Items from a dataset:
— start —
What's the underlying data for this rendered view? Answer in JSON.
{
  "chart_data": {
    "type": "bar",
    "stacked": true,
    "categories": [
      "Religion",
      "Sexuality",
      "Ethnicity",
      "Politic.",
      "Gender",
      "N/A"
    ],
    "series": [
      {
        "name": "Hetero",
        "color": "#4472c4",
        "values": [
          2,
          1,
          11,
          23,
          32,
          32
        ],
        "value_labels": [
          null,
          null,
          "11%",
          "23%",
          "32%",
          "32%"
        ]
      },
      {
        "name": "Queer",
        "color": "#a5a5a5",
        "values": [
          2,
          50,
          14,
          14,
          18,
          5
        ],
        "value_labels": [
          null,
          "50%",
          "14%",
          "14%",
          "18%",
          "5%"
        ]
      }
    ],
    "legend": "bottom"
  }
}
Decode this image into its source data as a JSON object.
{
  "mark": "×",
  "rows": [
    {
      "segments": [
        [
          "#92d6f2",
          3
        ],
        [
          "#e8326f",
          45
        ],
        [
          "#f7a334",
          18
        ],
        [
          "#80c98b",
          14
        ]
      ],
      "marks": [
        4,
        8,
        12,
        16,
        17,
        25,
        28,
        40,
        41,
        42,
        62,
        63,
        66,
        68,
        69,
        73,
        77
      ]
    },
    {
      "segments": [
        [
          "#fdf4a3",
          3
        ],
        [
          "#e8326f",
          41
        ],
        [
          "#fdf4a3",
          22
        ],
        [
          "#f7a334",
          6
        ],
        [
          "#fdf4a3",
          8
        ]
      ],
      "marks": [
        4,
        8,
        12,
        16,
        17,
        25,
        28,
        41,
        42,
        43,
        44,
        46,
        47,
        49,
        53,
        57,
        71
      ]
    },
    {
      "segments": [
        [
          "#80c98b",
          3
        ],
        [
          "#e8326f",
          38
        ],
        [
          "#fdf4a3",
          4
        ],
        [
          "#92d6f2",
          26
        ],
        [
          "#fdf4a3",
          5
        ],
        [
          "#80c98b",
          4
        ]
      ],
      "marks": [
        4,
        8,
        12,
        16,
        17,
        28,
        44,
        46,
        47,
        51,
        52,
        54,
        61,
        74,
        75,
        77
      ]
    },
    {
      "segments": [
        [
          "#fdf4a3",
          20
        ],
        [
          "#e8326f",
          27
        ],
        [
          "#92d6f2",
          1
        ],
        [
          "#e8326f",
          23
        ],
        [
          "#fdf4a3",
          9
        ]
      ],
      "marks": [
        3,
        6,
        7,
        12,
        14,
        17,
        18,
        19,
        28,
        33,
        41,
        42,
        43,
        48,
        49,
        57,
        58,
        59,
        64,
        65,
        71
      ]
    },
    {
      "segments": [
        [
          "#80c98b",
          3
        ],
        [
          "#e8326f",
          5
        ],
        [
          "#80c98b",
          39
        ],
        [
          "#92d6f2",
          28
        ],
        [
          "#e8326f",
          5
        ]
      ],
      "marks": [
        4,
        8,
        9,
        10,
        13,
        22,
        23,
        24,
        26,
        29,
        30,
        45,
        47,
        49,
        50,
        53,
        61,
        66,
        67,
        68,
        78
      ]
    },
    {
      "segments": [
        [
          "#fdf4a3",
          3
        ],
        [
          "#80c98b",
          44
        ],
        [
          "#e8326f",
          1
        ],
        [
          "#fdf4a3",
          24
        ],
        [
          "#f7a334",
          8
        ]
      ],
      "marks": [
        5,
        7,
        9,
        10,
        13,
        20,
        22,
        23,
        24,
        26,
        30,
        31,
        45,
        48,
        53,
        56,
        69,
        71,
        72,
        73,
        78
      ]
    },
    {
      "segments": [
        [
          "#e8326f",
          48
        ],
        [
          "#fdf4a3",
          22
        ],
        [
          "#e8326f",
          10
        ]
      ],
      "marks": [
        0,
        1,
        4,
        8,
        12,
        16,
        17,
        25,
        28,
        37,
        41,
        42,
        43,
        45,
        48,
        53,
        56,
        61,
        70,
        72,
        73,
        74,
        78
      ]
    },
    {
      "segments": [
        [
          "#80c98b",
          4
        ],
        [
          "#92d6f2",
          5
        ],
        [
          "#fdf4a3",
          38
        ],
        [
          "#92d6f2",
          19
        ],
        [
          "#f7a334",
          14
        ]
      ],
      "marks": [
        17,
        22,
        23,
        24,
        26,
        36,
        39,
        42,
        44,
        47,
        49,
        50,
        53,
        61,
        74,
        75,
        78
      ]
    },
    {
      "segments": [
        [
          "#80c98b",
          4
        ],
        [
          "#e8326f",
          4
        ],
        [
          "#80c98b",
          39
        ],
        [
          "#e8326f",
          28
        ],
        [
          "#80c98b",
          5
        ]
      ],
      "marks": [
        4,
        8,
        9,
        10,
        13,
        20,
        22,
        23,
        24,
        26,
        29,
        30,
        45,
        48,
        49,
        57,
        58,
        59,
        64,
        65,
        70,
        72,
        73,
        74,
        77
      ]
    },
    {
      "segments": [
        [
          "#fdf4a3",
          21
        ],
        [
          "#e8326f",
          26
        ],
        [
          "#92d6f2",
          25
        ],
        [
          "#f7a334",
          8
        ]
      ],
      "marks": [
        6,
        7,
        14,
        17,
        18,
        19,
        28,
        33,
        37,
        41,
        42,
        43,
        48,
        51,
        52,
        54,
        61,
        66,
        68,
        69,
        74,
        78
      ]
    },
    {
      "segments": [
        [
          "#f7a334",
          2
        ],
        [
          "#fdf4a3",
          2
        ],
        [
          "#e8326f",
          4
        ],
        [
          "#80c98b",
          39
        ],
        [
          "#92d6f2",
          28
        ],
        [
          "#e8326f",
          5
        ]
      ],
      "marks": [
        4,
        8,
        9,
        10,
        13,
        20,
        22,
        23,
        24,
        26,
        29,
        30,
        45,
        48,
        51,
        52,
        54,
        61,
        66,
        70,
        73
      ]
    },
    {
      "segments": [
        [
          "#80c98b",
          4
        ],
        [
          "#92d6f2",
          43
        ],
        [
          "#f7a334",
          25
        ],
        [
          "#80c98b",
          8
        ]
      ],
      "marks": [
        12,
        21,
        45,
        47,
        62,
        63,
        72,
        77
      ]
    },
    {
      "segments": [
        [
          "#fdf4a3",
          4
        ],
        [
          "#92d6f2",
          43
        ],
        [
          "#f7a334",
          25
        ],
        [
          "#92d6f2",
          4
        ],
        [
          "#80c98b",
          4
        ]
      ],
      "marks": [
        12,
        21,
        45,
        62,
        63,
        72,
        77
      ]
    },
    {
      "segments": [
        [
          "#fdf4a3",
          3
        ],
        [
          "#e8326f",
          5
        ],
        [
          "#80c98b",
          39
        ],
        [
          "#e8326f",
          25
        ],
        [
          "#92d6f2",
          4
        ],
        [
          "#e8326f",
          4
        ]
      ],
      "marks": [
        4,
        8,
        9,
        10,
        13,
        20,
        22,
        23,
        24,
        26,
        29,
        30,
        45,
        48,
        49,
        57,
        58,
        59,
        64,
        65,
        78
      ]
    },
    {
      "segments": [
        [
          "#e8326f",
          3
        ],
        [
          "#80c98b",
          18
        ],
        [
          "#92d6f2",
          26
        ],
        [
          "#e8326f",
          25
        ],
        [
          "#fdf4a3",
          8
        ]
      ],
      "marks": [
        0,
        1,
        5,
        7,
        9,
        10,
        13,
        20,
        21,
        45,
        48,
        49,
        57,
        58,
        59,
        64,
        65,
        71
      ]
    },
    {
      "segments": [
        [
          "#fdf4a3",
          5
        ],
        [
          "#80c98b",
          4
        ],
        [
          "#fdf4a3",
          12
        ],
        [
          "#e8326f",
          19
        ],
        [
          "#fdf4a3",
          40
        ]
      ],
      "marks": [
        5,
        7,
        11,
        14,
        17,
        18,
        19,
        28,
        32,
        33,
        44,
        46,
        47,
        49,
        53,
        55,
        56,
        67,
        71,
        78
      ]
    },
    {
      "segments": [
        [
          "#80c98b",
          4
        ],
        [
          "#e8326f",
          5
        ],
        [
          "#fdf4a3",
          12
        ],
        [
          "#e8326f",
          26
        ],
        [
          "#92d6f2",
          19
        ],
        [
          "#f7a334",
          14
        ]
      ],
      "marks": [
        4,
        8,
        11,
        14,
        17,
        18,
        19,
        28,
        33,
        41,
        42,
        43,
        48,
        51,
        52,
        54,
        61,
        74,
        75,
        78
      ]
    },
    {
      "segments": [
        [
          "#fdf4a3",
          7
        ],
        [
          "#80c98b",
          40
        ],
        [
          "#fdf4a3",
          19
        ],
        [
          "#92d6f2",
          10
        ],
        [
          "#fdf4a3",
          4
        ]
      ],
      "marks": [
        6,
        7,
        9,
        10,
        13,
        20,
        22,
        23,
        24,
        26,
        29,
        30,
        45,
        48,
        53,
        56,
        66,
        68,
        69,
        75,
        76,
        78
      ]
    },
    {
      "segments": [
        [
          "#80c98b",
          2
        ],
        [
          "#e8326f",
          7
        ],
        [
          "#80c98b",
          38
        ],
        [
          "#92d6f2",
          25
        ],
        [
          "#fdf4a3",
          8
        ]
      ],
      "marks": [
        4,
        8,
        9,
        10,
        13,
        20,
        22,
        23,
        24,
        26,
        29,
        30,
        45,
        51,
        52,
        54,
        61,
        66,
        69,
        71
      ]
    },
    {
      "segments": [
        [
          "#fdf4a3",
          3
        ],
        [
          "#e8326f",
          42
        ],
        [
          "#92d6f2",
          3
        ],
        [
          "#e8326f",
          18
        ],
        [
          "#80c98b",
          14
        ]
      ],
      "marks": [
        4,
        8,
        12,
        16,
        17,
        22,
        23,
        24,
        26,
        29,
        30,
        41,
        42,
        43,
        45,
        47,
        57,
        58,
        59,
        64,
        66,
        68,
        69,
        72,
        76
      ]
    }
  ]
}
— end —
Copy out every line where the word "this" occurs.

What's the underlying data for this rendered view? Answer in JSON.
Decode this image into its source data as a JSON object.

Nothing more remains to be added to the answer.